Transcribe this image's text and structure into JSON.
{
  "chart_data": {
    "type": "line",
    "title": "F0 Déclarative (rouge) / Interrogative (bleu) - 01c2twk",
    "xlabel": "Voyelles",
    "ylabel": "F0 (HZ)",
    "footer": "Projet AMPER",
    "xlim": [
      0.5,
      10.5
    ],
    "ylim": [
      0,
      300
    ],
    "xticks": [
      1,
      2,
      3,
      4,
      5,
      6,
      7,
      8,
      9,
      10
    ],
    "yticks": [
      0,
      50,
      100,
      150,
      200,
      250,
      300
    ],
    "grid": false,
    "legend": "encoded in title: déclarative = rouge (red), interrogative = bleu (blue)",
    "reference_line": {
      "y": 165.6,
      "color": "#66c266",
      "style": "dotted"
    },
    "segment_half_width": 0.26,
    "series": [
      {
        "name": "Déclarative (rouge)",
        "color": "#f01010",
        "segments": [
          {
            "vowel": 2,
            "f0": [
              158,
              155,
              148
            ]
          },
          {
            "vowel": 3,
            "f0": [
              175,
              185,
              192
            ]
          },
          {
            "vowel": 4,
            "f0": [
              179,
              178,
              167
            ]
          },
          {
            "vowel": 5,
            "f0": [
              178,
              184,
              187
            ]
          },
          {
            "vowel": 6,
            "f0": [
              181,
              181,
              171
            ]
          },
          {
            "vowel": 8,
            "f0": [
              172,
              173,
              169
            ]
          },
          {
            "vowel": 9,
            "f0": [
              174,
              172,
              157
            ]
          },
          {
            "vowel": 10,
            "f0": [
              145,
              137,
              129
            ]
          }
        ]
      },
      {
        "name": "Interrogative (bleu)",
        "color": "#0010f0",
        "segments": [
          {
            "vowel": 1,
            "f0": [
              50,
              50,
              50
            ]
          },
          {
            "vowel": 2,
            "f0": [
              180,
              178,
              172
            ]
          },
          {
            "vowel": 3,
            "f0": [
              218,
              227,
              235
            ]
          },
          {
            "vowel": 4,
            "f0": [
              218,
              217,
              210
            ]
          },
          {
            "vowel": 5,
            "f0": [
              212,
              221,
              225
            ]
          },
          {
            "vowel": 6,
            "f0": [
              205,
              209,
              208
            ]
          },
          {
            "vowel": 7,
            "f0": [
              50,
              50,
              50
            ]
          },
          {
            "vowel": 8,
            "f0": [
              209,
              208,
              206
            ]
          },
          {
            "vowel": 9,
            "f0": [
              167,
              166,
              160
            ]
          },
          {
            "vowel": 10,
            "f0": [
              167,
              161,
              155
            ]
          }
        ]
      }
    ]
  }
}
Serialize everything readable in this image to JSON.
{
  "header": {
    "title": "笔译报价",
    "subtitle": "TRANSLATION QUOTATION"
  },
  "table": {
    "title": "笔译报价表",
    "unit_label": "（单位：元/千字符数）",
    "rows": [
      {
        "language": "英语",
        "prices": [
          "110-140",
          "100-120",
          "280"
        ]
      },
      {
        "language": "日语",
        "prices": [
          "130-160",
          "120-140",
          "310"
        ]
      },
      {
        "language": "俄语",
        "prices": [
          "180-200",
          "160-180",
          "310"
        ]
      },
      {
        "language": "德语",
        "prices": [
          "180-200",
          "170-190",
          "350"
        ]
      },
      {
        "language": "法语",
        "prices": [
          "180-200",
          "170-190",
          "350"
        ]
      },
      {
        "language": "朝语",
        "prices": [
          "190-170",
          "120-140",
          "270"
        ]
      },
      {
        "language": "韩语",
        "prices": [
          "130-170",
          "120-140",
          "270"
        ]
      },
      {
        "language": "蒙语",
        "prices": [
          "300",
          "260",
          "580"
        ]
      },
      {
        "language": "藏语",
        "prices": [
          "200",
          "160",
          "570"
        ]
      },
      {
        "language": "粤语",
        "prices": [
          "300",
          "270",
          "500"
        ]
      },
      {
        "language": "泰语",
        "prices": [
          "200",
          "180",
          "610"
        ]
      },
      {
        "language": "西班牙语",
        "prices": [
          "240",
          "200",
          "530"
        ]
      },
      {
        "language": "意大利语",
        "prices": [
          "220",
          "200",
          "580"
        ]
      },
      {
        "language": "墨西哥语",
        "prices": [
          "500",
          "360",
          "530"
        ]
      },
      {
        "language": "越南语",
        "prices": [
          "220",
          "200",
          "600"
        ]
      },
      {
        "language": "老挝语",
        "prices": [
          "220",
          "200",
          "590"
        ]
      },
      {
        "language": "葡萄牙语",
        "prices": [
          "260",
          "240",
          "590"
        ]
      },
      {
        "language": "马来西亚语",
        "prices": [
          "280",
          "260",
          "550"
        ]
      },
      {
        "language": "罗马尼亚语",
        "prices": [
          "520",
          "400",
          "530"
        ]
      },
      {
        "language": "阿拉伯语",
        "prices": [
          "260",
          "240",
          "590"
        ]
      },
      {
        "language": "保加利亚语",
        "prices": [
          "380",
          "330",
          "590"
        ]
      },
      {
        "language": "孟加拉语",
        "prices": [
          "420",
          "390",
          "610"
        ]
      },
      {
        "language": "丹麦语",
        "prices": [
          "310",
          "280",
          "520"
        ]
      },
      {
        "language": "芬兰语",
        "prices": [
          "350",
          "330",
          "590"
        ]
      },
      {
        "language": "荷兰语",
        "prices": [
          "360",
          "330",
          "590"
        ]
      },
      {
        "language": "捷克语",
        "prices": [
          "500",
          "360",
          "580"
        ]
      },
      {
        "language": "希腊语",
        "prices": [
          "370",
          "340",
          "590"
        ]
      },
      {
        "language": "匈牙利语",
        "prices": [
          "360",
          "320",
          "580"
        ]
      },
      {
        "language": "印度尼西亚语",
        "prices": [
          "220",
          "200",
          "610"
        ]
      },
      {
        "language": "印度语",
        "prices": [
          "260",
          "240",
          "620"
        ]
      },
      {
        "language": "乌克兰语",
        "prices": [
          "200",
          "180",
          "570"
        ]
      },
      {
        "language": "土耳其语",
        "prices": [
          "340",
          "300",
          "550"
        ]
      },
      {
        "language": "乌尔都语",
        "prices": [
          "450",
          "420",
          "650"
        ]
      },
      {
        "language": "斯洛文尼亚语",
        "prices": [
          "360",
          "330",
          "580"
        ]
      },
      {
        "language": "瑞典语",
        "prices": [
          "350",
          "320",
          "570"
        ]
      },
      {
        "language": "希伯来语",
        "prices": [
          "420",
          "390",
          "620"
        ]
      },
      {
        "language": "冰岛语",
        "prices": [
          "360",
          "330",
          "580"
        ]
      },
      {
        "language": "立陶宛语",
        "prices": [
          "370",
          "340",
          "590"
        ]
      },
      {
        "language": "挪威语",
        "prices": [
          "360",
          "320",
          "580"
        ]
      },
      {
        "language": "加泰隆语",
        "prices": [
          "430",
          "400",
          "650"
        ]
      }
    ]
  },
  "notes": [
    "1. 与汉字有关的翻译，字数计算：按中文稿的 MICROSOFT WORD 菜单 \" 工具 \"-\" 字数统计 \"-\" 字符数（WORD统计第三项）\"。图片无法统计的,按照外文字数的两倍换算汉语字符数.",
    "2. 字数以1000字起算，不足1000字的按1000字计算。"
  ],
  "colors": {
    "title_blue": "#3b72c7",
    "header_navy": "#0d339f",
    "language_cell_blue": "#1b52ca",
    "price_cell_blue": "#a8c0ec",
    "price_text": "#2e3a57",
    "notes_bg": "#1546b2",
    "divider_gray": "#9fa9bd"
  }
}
================================
What you are asked to do: Output the entries verbatim.

Response to this task:
Transcribe this image's text and structure into JSON.
{
  "chart_data": {
    "type": "line",
    "title": "F0 Déclarative (rouge) / Interrogative (bleu) - 01c2twk",
    "xlabel": "Voyelles",
    "ylabel": "F0 (HZ)",
    "footer": "Projet AMPER",
    "xlim": [
      0.5,
      10.5
    ],
    "ylim": [
      0,
      300
    ],
    "xticks": [
      1,
      2,
      3,
      4,
      5,
      6,
      7,
      8,
      9,
      10
    ],
    "yticks": [
      0,
      50,
      100,
      150,
      200,
      250,
      300
    ],
    "grid": false,
    "legend": "encoded in title: déclarative = rouge (red), interrogative = bleu (blue)",
    "reference_line": {
      "y": 165.6,
      "color": "#66c266",
      "style": "dotted"
    },
    "segment_half_width": 0.26,
    "series": [
      {
        "name": "Déclarative (rouge)",
        "color": "#f01010",
        "segments": [
          {
            "vowel": 2,
            "f0": [
              158,
              155,
              148
            ]
          },
          {
            "vowel": 3,
            "f0": [
              175,
              185,
              192
            ]
          },
          {
            "vowel": 4,
            "f0": [
              179,
              178,
              167
            ]
          },
          {
            "vowel": 5,
            "f0": [
              178,
              184,
              187
            ]
          },
          {
            "vowel": 6,
            "f0": [
              181,
              181,
              171
            ]
          },
          {
            "vowel": 8,
            "f0": [
              172,
              173,
              169
            ]
          },
          {
            "vowel": 9,
            "f0": [
              174,
              172,
              157
            ]
          },
          {
            "vowel": 10,
            "f0": [
              145,
              137,
              129
            ]
          }
        ]
      },
      {
        "name": "Interrogative (bleu)",
        "color": "#0010f0",
        "segments": [
          {
            "vowel": 1,
            "f0": [
              50,
              50,
              50
            ]
          },
          {
            "vowel": 2,
            "f0": [
              180,
              178,
              172
            ]
          },
          {
            "vowel": 3,
            "f0": [
              218,
              227,
              235
            ]
          },
          {
            "vowel": 4,
            "f0": [
              218,
              217,
              210
            ]
          },
          {
            "vowel": 5,
            "f0": [
              212,
              221,
              225
            ]
          },
          {
            "vowel": 6,
            "f0": [
              205,
              209,
              208
            ]
          },
          {
            "vowel": 7,
            "f0": [
              50,
              50,
              50
            ]
          },
          {
            "vowel": 8,
            "f0": [
              209,
              208,
              206
            ]
          },
          {
            "vowel": 9,
            "f0": [
              167,
              166,
              160
            ]
          },
          {
            "vowel": 10,
            "f0": [
              167,
              161,
              155
            ]
          }
        ]
      }
    ]
  }
}
Serialize everything readable in this image to JSON.
{
  "header": {
    "title": "笔译报价",
    "subtitle": "TRANSLATION QUOTATION"
  },
  "table": {
    "title": "笔译报价表",
    "unit_label": "（单位：元/千字符数）",
    "rows": [
      {
        "language": "英语",
        "prices": [
          "110-140",
          "100-120",
          "280"
        ]
      },
      {
        "language": "日语",
        "prices": [
          "130-160",
          "120-140",
          "310"
        ]
      },
      {
        "language": "俄语",
        "prices": [
          "180-200",
          "160-180",
          "310"
        ]
      },
      {
        "language": "德语",
        "prices": [
          "180-200",
          "170-190",
          "350"
        ]
      },
      {
        "language": "法语",
        "prices": [
          "180-200",
          "170-190",
          "350"
        ]
      },
      {
        "language": "朝语",
        "prices": [
          "190-170",
          "120-140",
          "270"
        ]
      },
      {
        "language": "韩语",
        "prices": [
          "130-170",
          "120-140",
          "270"
        ]
      },
      {
        "language": "蒙语",
        "prices": [
          "300",
          "260",
          "580"
        ]
      },
      {
        "language": "藏语",
        "prices": [
          "200",
          "160",
          "570"
        ]
      },
      {
        "language": "粤语",
        "prices": [
          "300",
          "270",
          "500"
        ]
      },
      {
        "language": "泰语",
        "prices": [
          "200",
          "180",
          "610"
        ]
      },
      {
        "language": "西班牙语",
        "prices": [
          "240",
          "200",
          "530"
        ]
      },
      {
        "language": "意大利语",
        "prices": [
          "220",
          "200",
          "580"
        ]
      },
      {
        "language": "墨西哥语",
        "prices": [
          "500",
          "360",
          "530"
        ]
      },
      {
        "language": "越南语",
        "prices": [
          "220",
          "200",
          "600"
        ]
      },
      {
        "language": "老挝语",
        "prices": [
          "220",
          "200",
          "590"
        ]
      },
      {
        "language": "葡萄牙语",
        "prices": [
          "260",
          "240",
          "590"
        ]
      },
      {
        "language": "马来西亚语",
        "prices": [
          "280",
          "260",
          "550"
        ]
      },
      {
        "language": "罗马尼亚语",
        "prices": [
          "520",
          "400",
          "530"
        ]
      },
      {
        "language": "阿拉伯语",
        "prices": [
          "260",
          "240",
          "590"
        ]
      },
      {
        "language": "保加利亚语",
        "prices": [
          "380",
          "330",
          "590"
        ]
      },
      {
        "language": "孟加拉语",
        "prices": [
          "420",
          "390",
          "610"
        ]
      },
      {
        "language": "丹麦语",
        "prices": [
          "310",
          "280",
          "520"
        ]
      },
      {
        "language": "芬兰语",
        "prices": [
          "350",
          "330",
          "590"
        ]
      },
      {
        "language": "荷兰语",
        "prices": [
          "360",
          "330",
          "590"
        ]
      },
      {
        "language": "捷克语",
        "prices": [
          "500",
          "360",
          "580"
        ]
      },
      {
        "language": "希腊语",
        "prices": [
          "370",
          "340",
          "590"
        ]
      },
      {
        "language": "匈牙利语",
        "prices": [
          "360",
          "320",
          "580"
        ]
      },
      {
        "language": "印度尼西亚语",
        "prices": [
          "220",
          "200",
          "610"
        ]
      },
      {
        "language": "印度语",
        "prices": [
          "260",
          "240",
          "620"
        ]
      },
      {
        "language": "乌克兰语",
        "prices": [
          "200",
          "180",
          "570"
        ]
      },
      {
        "language": "土耳其语",
        "prices": [
          "340",
          "300",
          "550"
        ]
      },
      {
        "language": "乌尔都语",
        "prices": [
          "450",
          "420",
          "650"
        ]
      },
      {
        "language": "斯洛文尼亚语",
        "prices": [
          "360",
          "330",
          "580"
        ]
      },
      {
        "language": "瑞典语",
        "prices": [
          "350",
          "320",
          "570"
        ]
      },
      {
        "language": "希伯来语",
        "prices": [
          "420",
          "390",
          "620"
        ]
      },
      {
        "language": "冰岛语",
        "prices": [
          "360",
          "330",
          "580"
        ]
      },
      {
        "language": "立陶宛语",
        "prices": [
          "370",
          "340",
          "590"
        ]
      },
      {
        "language": "挪威语",
        "prices": [
          "360",
          "320",
          "580"
        ]
      },
      {
        "language": "加泰隆语",
        "prices": [
          "430",
          "400",
          "650"
        ]
      }
    ]
  },
  "notes": [
    "1. 与汉字有关的翻译，字数计算：按中文稿的 MICROSOFT WORD 菜单 \" 工具 \"-\" 字数统计 \"-\" 字符数（WORD统计第三项）\"。图片无法统计的,按照外文字数的两倍换算汉语字符数.",
    "2. 字数以1000字起算，不足1000字的按1000字计算。"
  ],
  "colors": {
    "title_blue": "#3b72c7",
    "header_navy": "#0d339f",
    "language_cell_blue": "#1b52ca",
    "price_cell_blue": "#a8c0ec",
    "price_text": "#2e3a57",
    "notes_bg": "#1546b2",
    "divider_gray": "#9fa9bd"
  }
}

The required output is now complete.